- [Provided data]:
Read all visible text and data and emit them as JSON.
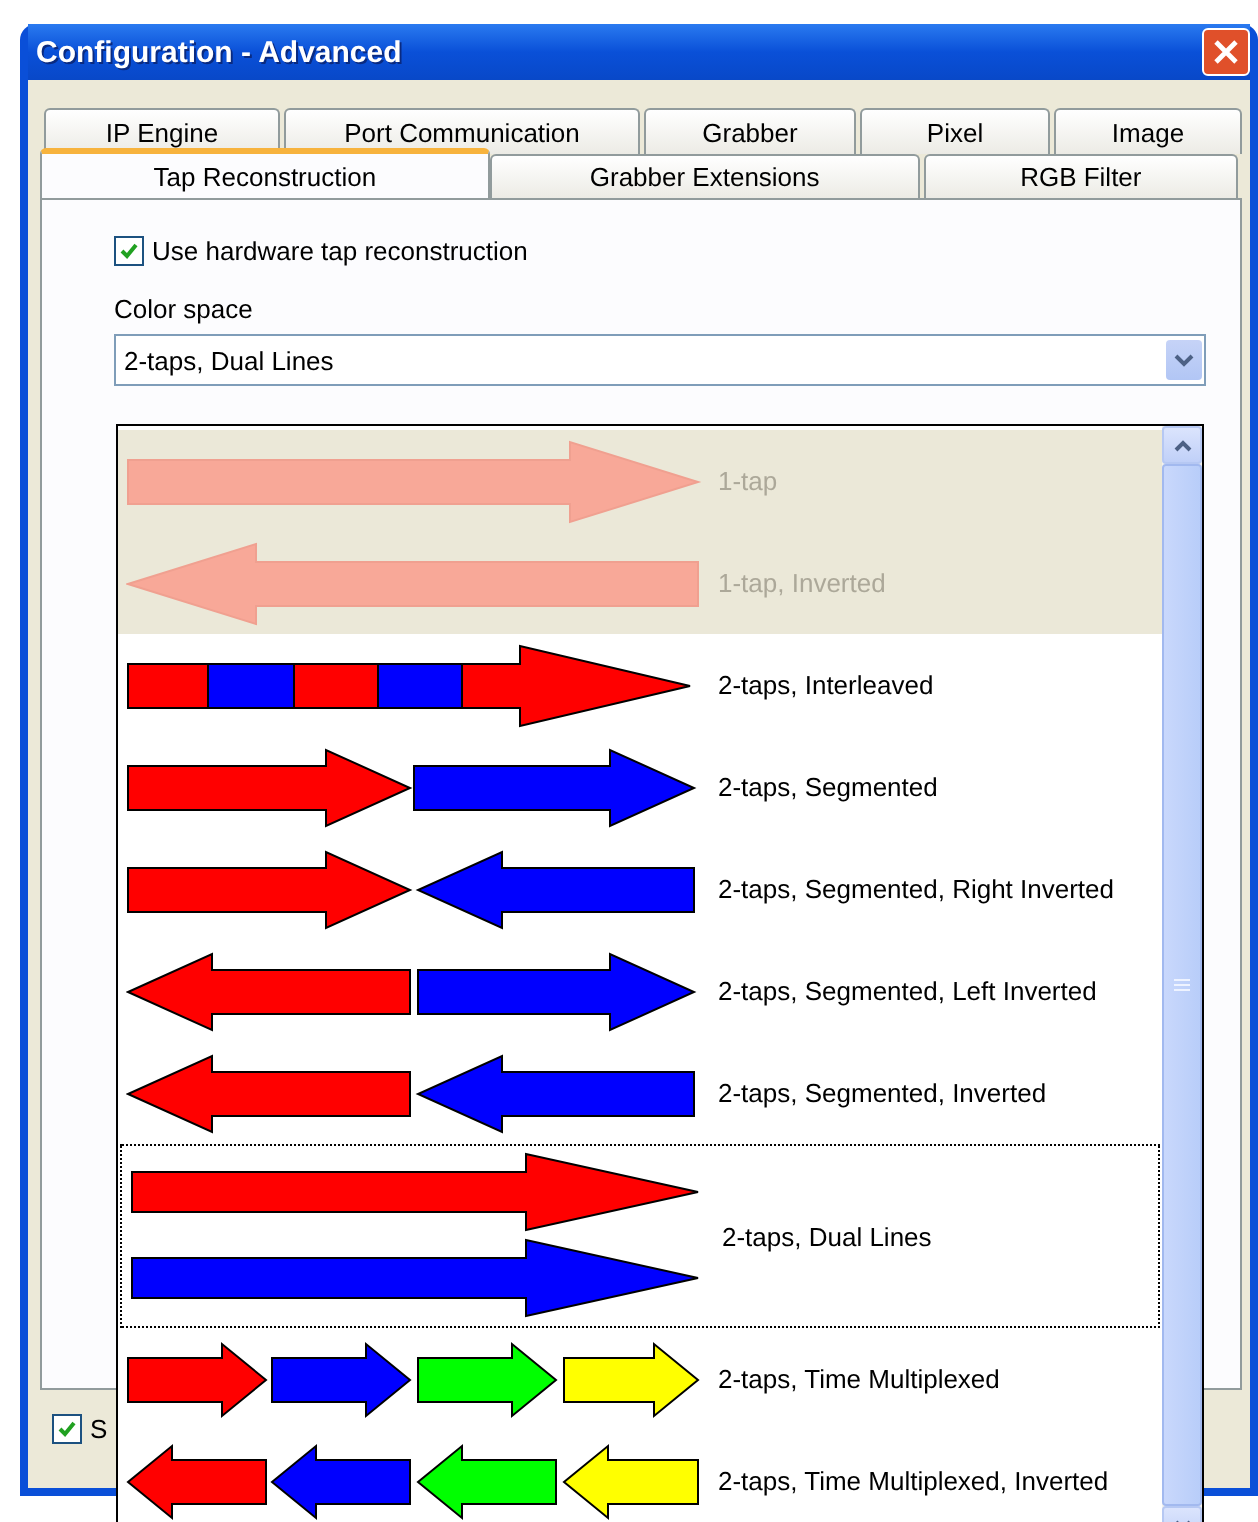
{
  "window": {
    "title": "Configuration - Advanced"
  },
  "tab_rows": [
    [
      {
        "label": "IP Engine",
        "selected": false
      },
      {
        "label": "Port Communication",
        "selected": false
      },
      {
        "label": "Grabber",
        "selected": false
      },
      {
        "label": "Pixel",
        "selected": false
      },
      {
        "label": "Image",
        "selected": false
      }
    ],
    [
      {
        "label": "Tap Reconstruction",
        "selected": true
      },
      {
        "label": "Grabber Extensions",
        "selected": false
      },
      {
        "label": "RGB Filter",
        "selected": false
      }
    ]
  ],
  "hardware_tap": {
    "label": "Use hardware tap reconstruction",
    "checked": true
  },
  "color_space": {
    "label": "Color space",
    "value": "2-taps, Dual Lines",
    "options": [
      {
        "label": "1-tap",
        "kind": "single",
        "disabled": true,
        "selected": false
      },
      {
        "label": "1-tap, Inverted",
        "kind": "single-inverted",
        "disabled": true,
        "selected": false
      },
      {
        "label": "2-taps, Interleaved",
        "kind": "interleaved",
        "disabled": false,
        "selected": false
      },
      {
        "label": "2-taps, Segmented",
        "kind": "segmented",
        "disabled": false,
        "selected": false
      },
      {
        "label": "2-taps, Segmented, Right Inverted",
        "kind": "segmented-right-inverted",
        "disabled": false,
        "selected": false
      },
      {
        "label": "2-taps, Segmented, Left Inverted",
        "kind": "segmented-left-inverted",
        "disabled": false,
        "selected": false
      },
      {
        "label": "2-taps, Segmented, Inverted",
        "kind": "segmented-inverted",
        "disabled": false,
        "selected": false
      },
      {
        "label": "2-taps, Dual Lines",
        "kind": "dual-lines",
        "disabled": false,
        "selected": true
      },
      {
        "label": "2-taps, Time Multiplexed",
        "kind": "time-multiplexed",
        "disabled": false,
        "selected": false
      },
      {
        "label": "2-taps, Time Multiplexed, Inverted",
        "kind": "time-multiplexed-inverted",
        "disabled": false,
        "selected": false
      }
    ]
  },
  "bottom_checkbox": {
    "label": "S",
    "checked": true
  }
}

- [Work to do]: Search the data above for lines holding "Grabber" and copy each of them.

- [Solution below]:
        "label": "Grabber",
        "label": "Grabber Extensions",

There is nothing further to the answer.